* **Problem to work on**
Scan the records below. List lines holding "ಶಗಳನ".

* **Material shown**
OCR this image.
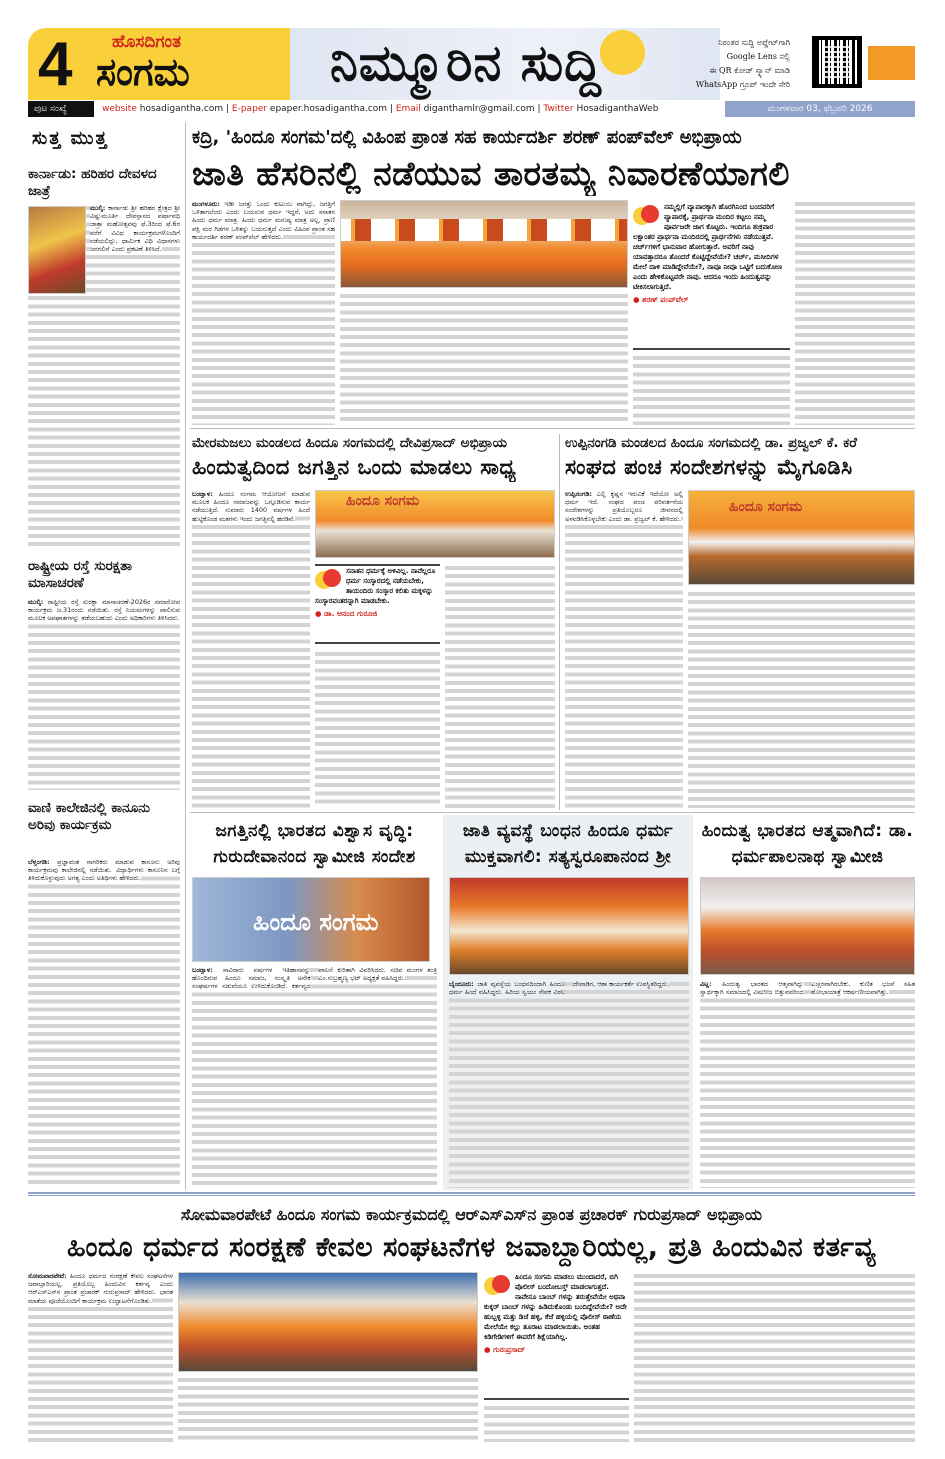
4 ಹೊಸದಿಗಂತ
ಸಂಗಮ	ನಿಮ್ಮೂರಿನ ಸುದ್ದಿ	ನಿರಂತರ ಸುದ್ದಿ ಅಪ್ಡೇಟ್‌ಗಾಗಿ
Google Lens ನಲ್ಲಿ
ಈ QR ಕೋಡ್ ಸ್ಕ್ಯಾನ್ ಮಾಡಿ
WhatsApp ಗ್ರೂಪ್ ಇಂದೇ ಸೇರಿ
ಪುಟ ಸಂಖ್ಯೆ	website hosadigantha.com | E-paper epaper.hosadigantha.com | Email diganthamlr@gmail.com | Twitter HosadiganthaWeb	ಮಂಗಳವಾರ 03, ಫೆಬ್ರವರಿ 2026
ಸುತ್ತ ಮುತ್ತ
ಕಾರ್ನಾಡು: ಹರಿಹರ ದೇವಳದ ಜಾತ್ರೆ
ಮುಲ್ಕಿ: ಕಾರ್ನಾಡು ಶ್ರೀ ಹರಿಹರ ಕ್ಷೇತ್ರದ ಶ್ರೀ ವಿಷ್ಣುಮೂರ್ತಿ ದೇವಸ್ಥಾನದ ವರ್ಷಾವಧಿ ಜಾತ್ರಾ ಮಹೋತ್ಸವವು ಫೆ.3ರಿಂದ ಫೆ.6ರ ವರೆಗೆ ವಿವಿಧ ಕಾರ್ಯಕ್ರಮಗಳೊಂದಿಗೆ ನಡೆಯಲಿದ್ದು, ಧಾರ್ಮಿಕ ವಿಧಿ ವಿಧಾನಗಳು ಜರಗಲಿವೆ ಎಂದು ಪ್ರಕಟಣೆ ತಿಳಿಸಿದೆ.
ರಾಷ್ಟ್ರೀಯ ರಸ್ತೆ ಸುರಕ್ಷತಾ ಮಾಸಾಚರಣೆ
ಮುಲ್ಕಿ: ರಾಷ್ಟ್ರೀಯ ರಸ್ತೆ ಸುರಕ್ಷಾ ಮಾಸಾಚರಣೆ-2026ರ ಸಮಾರೋಪ ಕಾರ್ಯಕ್ರಮ ಜ.31ರಂದು ನಡೆಯಿತು. ರಸ್ತೆ ನಿಯಮಗಳನ್ನು ಪಾಲಿಸುವ ಮೂಲಕ ಅಪಘಾತಗಳನ್ನು ತಡೆಯಬಹುದು ಎಂದು ಅಧಿಕಾರಿಗಳು ತಿಳಿಸಿದರು.
ವಾಣಿ ಕಾಲೇಜಿನಲ್ಲಿ ಕಾನೂನು ಅರಿವು ಕಾರ್ಯಕ್ರಮ
ಬೆಳ್ತಂಗಡಿ: ಪ್ರಜ್ಞಾವಂತ ನಾಗರಿಕರು ಮಾಡುವ ಕಾನೂನು ಅರಿವು ಕಾರ್ಯಕ್ರಮವು ಕಾಲೇಜಿನಲ್ಲಿ ನಡೆಯಿತು. ವಿದ್ಯಾರ್ಥಿಗಳು ಕಾನೂನಿನ ಬಗ್ಗೆ ತಿಳಿದುಕೊಳ್ಳುವುದು ಅಗತ್ಯ ಎಂದು ಅತಿಥಿಗಳು ಹೇಳಿದರು.
ಕದ್ರಿ, 'ಹಿಂದೂ ಸಂಗಮ'ದಲ್ಲಿ ವಿಹಿಂಪ ಪ್ರಾಂತ ಸಹ ಕಾರ್ಯದರ್ಶಿ ಶರಣ್ ಪಂಪ್‌ವೆಲ್ ಅಭಿಪ್ರಾಯ
ಜಾತಿ ಹೆಸರಿನಲ್ಲಿ ನಡೆಯುವ ತಾರತಮ್ಯ ನಿವಾರಣೆಯಾಗಲಿ
ಮಂಗಳೂರು: ಇಡೀ ಜಗತ್ತು ಒಂದು ಕುಟುಂಬ ವಾಗಿದ್ದು, ಜಗತ್ತಿಗೆ ಒಳಿತಾಗಲೆಂದು ಎಂದು ಬಯಸುವ ಧರ್ಮ ಇದ್ದರೆ, ಅದು ಸನಾತನ ಹಿಂದು ಧರ್ಮ ಮಾತ್ರ. ಹಿಂದು ಧರ್ಮ ಮನುಷ್ಯ ಮಾತ್ರ ಅಲ್ಲ, ಪ್ರಾಣಿ ಪಕ್ಷಿ ಮರ ಗಿಡಗಳ ಒಳಿತನ್ನು ಬಯಸುತ್ತದೆ ಎಂದು ವಿಹಿಂಪ ಪ್ರಾಂತ ಸಹ ಕಾರ್ಯದರ್ಶಿ ಶರಣ್ ಪಂಪ್‌ವೆಲ್ ಹೇಳಿದರು.
ನಮ್ಮಲ್ಲಿಗೆ ವ್ಯಾಪಾರಕ್ಕಾಗಿ ಹೊರಗಿನಿಂದ ಬಂದವರಿಗೆ ವ್ಯಾಪಾರಕ್ಕೆ, ಪ್ರಾರ್ಥನಾ ಮಂದಿರ ಕಟ್ಟಲು ನಮ್ಮ ಪೂರ್ವಜರೇ ಜಾಗ ಕೊಟ್ಟರು. ಇಂದಿಗೂ ಶುಕ್ರವಾರ ಲಕ್ಷಾಂತರ ಪ್ರಾರ್ಥನಾ ಮಂದಿರದಲ್ಲಿ ಪ್ರಾರ್ಥನೆಗಳು ನಡೆಯುತ್ತವೆ. ಚರ್ಚ್‌ಗಳಿಗೆ ಭಾನುವಾರ ಹೋಗುತ್ತಾರೆ. ಅವರಿಗೆ ನಾವು ಯಾವತ್ತಾದರೂ ತೊಂದರೆ ಕೊಟ್ಟಿದ್ದೇವೆಯೇ? ಚರ್ಚ್, ಮಸೀದಿಗಳ ಮೇಲೆ ದಾಳಿ ಮಾಡಿದ್ದೇವೆಯೇ?, ನಾವೂ ನೀವೂ ಒಟ್ಟಿಗೆ ಬದುಕೋಣ ಎಂದು ಹೇಳಿಕೊಟ್ಟವರೇ ನಾವು. ಆದರೂ ಇಂದು ಹಿಂದುತ್ವವನ್ನು ಟೀಕಿಸಲಾಗುತ್ತಿದೆ.
● ಶರಣ್ ಪಂಪ್‌ವೆಲ್
ಮೇರಮಜಲು ಮಂಡಲದ ಹಿಂದೂ ಸಂಗಮದಲ್ಲಿ ದೇವಿಪ್ರಸಾದ್ ಅಭಿಪ್ರಾಯ
ಹಿಂದುತ್ವದಿಂದ ಜಗತ್ತಿನ ಒಂದು ಮಾಡಲು ಸಾಧ್ಯ
ಬಂಟ್ವಾಳ: ಹಿಂದೂ ಸಂಗಮ ಆಯೋಜನೆ ಮಾಡುವ ಮೂಲಕ ಹಿಂದೂ ಸಮಾಜವನ್ನು ಒಗ್ಗೂಡಿಸುವ ಕಾರ್ಯ ನಡೆಯುತ್ತಿದೆ. ಸುಮಾರು 1400 ವರ್ಷಗಳ ಹಿಂದೆ ಹುಟ್ಟಿಕೊಂಡ ಮತಗಳು ಇಂದು ಜಗತ್ತಿನಲ್ಲಿ ಹರಡಿವೆ.
ಹಿಂದೂ ಸಂಗಮ
ಸನಾತನ ಧರ್ಮಕ್ಕೆ ಅಳಿವಿಲ್ಲ. ನಾವೆಲ್ಲರೂ ಧರ್ಮ ಸಂಸ್ಕಾರದಲ್ಲಿ ನಡೆಯಬೇಕು, ತಾಯಂದಿರು ಸಂಸ್ಕಾರ ಕಲಿತು ಮಕ್ಕಳನ್ನು ಸಂಸ್ಕಾರವಂತರನ್ನಾಗಿ ಮಾಡಬೇಕು.
● ಡಾ. ಆನಂದ ಗುರೂಜಿ
ಉಪ್ಪಿನಂಗಡಿ ಮಂಡಲದ ಹಿಂದೂ ಸಂಗಮದಲ್ಲಿ ಡಾ. ಪ್ರಜ್ವಲ್ ಕೆ. ಕರೆ
ಸಂಘದ ಪಂಚ ಸಂದೇಶಗಳನ್ನು ಮೈಗೂಡಿಸಿ
ಉಪ್ಪಿನಂಗಡಿ: ಎಲ್ಲಿ ಕೃಷ್ಣನ ಇರುವಿಕೆ ಇದೆಯೋ ಅಲ್ಲಿ ಧರ್ಮ ಇದೆ. ಸಂಘದ ಪಂಚ ಪರಿವರ್ತನೆಯ ಸಂದೇಶಗಳನ್ನು ಪ್ರತಿಯೊಬ್ಬರೂ ಜೀವನದಲ್ಲಿ ಅಳವಡಿಸಿಕೊಳ್ಳಬೇಕು ಎಂದು ಡಾ. ಪ್ರಜ್ವಲ್ ಕೆ. ಹೇಳಿದರು.
ಹಿಂದೂ ಸಂಗಮ
ಜಗತ್ತಿನಲ್ಲಿ ಭಾರತದ ವಿಶ್ವಾಸ ವೃದ್ಧಿ: ಗುರುದೇವಾನಂದ ಸ್ವಾಮೀಜಿ ಸಂದೇಶ
ಹಿಂದೂ ಸಂಗಮ
ಬಂಟ್ವಾಳ: ಸಾವಿರಾರು ವರ್ಷಗಳ ಇತಿಹಾಸವನ್ನು ಹೊಂದಿರುವ ಹಿಂದೂ ಸಮಾಜ, ಸಂಸ್ಕೃತಿ ಅನೇಕ ಸಂಘರ್ಷಗಳ ನಡುವೆಯೂ ಉಳಿದುಕೊಂಡಿದೆ. ಕರ್ತವ್ಯದ ಪಾಲನೆ ಕುರಿತಾಗಿ ವಿವರಿಸಿದರು. ಸಚಿವ ಮಂಗಳ ತಂತ್ರಿ ಎಂ.ಸುಬ್ರಹ್ಮಣ್ಯ ಭಟ್ ಅಧ್ಯಕ್ಷತೆ ವಹಿಸಿದ್ದರು.
ಜಾತಿ ವ್ಯವಸ್ಥೆ ಬಂಧನ ಹಿಂದೂ ಧರ್ಮ ಮುಕ್ತವಾಗಲಿ: ಸತ್ಯಸ್ವರೂಪಾನಂದ ಶ್ರೀ
ಬೈಂದೂರು: ಜಾತಿ ವ್ಯವಸ್ಥೆಯ ಬಂಧನದಿಂದಾಗಿ ಹಿಂದೂ ಧರ್ಮ ಹಿಂದೆ ವಹಿಸಿದ್ದರು. ಹಿರಿಯ ಸ್ವಯಂ ಸೇವಕ ವಿಠಲ ದೇವಾಡಿಗ, ಆಶಾ ಕಾರ್ಯಕರ್ತೆ ಉಪಸ್ಥಿತರಿದ್ದರು.
ಹಿಂದುತ್ವ ಭಾರತದ ಆತ್ಮವಾಗಿದೆ: ಡಾ. ಧರ್ಮಪಾಲನಾಥ ಸ್ವಾಮೀಜಿ
ವಿಟ್ಲ: ಹಿಂದುತ್ವ ಭಾರತದ ಆತ್ಮವಾಗಿದ್ದು ಸ್ವಾರ್ಥಕ್ಕಾಗಿ ಸಮಾಜದಲ್ಲಿ ವಿಷಬೀಜ ಬಿತ್ತುವವರಿಂದ ಎಚ್ಚರವಾಗಿರಬೇಕು. ಕುಣಿತ ಭಜನೆ ಸಹಿತ ಶೋಭಾಯಾತ್ರೆ ಆಕರ್ಷಣೀಯವಾಗಿತ್ತು.
ಸೋಮವಾರಪೇಟೆ ಹಿಂದೂ ಸಂಗಮ ಕಾರ್ಯಕ್ರಮದಲ್ಲಿ ಆರ್‌ಎಸ್‌ಎಸ್‌ನ ಪ್ರಾಂತ ಪ್ರಚಾರಕ್ ಗುರುಪ್ರಸಾದ್ ಅಭಿಪ್ರಾಯ
ಹಿಂದೂ ಧರ್ಮದ ಸಂರಕ್ಷಣೆ ಕೇವಲ ಸಂಘಟನೆಗಳ ಜವಾಬ್ದಾರಿಯಲ್ಲ, ಪ್ರತಿ ಹಿಂದುವಿನ ಕರ್ತವ್ಯ
ಸೋಮವಾರಪೇಟೆ: ಹಿಂದೂ ಧರ್ಮದ ಸಂರಕ್ಷಣೆ ಕೇವಲ ಸಂಘಟನೆಗಳ ಜವಾಬ್ದಾರಿಯಲ್ಲ, ಪ್ರತಿಯೊಬ್ಬ ಹಿಂದುವಿನ ಕರ್ತವ್ಯ ಎಂದು ಆರ್‌ಎಸ್‌ಎಸ್‌ನ ಪ್ರಾಂತ ಪ್ರಚಾರಕ್ ಗುರುಪ್ರಸಾದ್ ಹೇಳಿದರು. ಭಾರತ ಮಾತೆಯ ಪೂಜೆಯೊಂದಿಗೆ ಕಾರ್ಯಕ್ರಮ ಉದ್ಘಾಟನೆಗೊಂಡಿತು.
ಹಿಂದೂ ಸಂಗಮ ಮಾಡಲು ಮುಂದಾದರೆ, ಬಿಗಿ ಪೊಲೀಸ್ ಬಂದೋಬಸ್ತ್ ಮಾಡಲಾಗುತ್ತದೆ. ನಾವೇನೂ ಬಾಂಬ್ ಗಳನ್ನು ತರುತ್ತೇವೆಯೇ ಅಥವಾ ಕುಕ್ಕರ್ ಬಾಂಬ್ ಗಳನ್ನು ಹಿಡಿದುಕೊಂಡು ಬಂದಿದ್ದೇವೆಯೇ? ಅದೇ ಹುಬ್ಬಳ್ಳಿ ಮತ್ತು ಡಿಜೆ ಹಳ್ಳಿ, ಕೆಜೆ ಹಳ್ಳಿಯಲ್ಲಿ ಪೊಲೀಸ್ ಠಾಣೆಯ ಮೇಲೆಯೇ ಕಲ್ಲು ತೂರಾಟ ಮಾಡಲಾಯಿತು. ಅಂತಹ ಕಿಡಿಗೇಡಿಗಳಿಗೆ ಈವರೆಗೆ ಶಿಕ್ಷೆಯಾಗಿಲ್ಲ.
● ಗುರುಪ್ರಸಾದ್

* **Output for this exercise**
ಸಂಘದ ಪಂಚ ಸಂದೇಶಗಳನ್ನು ಮೈಗೂಡಿಸಿ
ಉಪ್ಪಿನಂಗಡಿ: ಎಲ್ಲಿ ಕೃಷ್ಣನ ಇರುವಿಕೆ ಇದೆಯೋ ಅಲ್ಲಿ ಧರ್ಮ ಇದೆ. ಸಂಘದ ಪಂಚ ಪರಿವರ್ತನೆಯ ಸಂದೇಶಗಳನ್ನು ಪ್ರತಿಯೊಬ್ಬರೂ ಜೀವನದಲ್ಲಿ ಅಳವಡಿಸಿಕೊಳ್ಳಬೇಕು ಎಂದು ಡಾ. ಪ್ರಜ್ವಲ್ ಕೆ. ಹೇಳಿದರು.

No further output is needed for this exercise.